◆ Work required: Show only lines that include "description".

◆ Data items:
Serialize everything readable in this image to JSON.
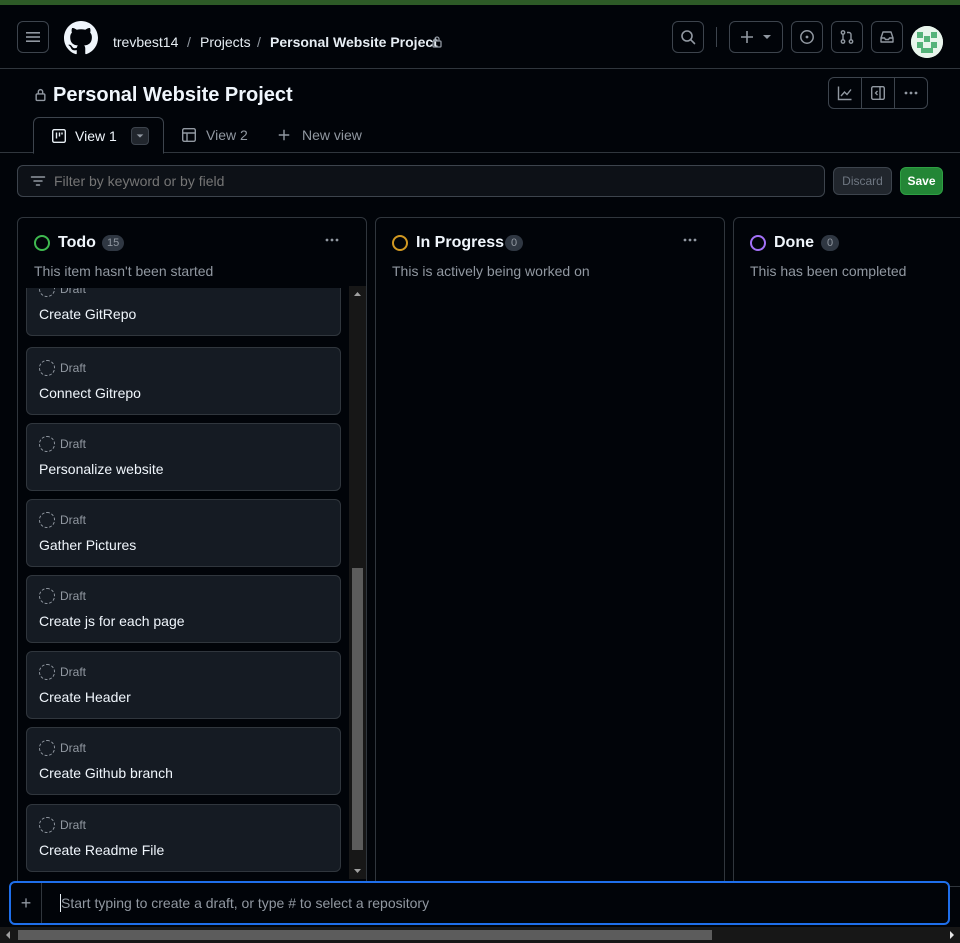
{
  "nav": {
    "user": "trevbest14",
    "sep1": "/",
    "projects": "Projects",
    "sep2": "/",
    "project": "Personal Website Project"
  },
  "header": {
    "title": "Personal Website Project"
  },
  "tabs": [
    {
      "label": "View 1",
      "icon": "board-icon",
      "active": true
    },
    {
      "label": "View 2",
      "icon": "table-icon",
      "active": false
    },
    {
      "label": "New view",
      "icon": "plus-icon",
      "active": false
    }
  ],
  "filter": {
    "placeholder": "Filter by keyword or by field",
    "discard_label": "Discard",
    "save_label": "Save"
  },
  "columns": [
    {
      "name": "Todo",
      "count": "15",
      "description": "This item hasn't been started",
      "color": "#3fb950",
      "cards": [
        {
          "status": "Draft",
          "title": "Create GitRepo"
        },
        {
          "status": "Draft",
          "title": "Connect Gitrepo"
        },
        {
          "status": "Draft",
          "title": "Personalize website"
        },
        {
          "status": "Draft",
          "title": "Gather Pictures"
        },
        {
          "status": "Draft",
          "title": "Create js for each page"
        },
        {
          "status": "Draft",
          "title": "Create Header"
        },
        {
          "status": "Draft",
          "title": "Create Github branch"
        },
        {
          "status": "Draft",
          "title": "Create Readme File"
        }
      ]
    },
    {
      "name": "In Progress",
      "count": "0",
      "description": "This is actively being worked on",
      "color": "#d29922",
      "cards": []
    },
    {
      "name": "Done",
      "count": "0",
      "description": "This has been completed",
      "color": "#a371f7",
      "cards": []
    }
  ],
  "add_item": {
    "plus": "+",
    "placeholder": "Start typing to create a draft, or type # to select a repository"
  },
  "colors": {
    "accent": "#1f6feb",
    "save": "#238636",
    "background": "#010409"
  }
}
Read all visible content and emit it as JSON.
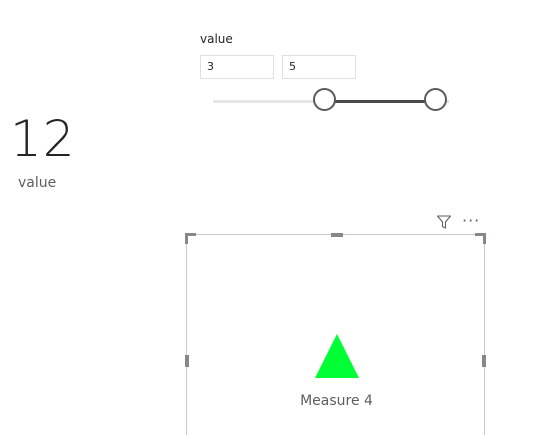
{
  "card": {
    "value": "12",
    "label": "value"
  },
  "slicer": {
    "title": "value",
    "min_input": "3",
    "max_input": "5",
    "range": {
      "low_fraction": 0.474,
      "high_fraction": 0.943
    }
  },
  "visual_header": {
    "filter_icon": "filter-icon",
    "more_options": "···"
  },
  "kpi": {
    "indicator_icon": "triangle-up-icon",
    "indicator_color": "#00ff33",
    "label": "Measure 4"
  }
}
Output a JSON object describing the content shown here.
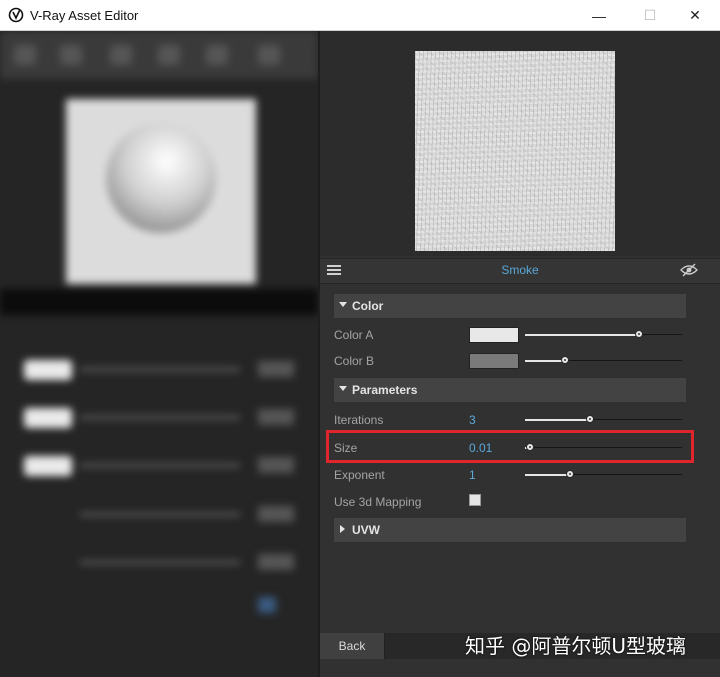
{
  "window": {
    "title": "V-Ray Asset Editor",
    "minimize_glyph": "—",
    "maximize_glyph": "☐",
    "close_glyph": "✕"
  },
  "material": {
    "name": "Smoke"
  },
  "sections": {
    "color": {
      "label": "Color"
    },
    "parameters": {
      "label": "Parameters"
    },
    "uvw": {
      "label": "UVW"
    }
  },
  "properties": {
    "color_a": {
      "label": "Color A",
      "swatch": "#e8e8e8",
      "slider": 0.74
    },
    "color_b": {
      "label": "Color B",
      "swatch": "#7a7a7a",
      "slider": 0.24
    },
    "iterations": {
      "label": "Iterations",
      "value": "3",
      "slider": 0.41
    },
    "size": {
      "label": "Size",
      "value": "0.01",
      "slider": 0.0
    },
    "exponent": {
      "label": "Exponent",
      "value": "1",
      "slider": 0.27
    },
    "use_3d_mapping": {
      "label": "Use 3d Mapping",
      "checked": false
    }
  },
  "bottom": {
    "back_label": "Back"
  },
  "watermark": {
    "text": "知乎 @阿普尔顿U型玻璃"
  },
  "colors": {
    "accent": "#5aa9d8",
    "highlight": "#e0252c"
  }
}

◆ Output below:
      "description": "This item hasn't been started",
      "description": "This is actively being worked on",
      "description": "This has been completed",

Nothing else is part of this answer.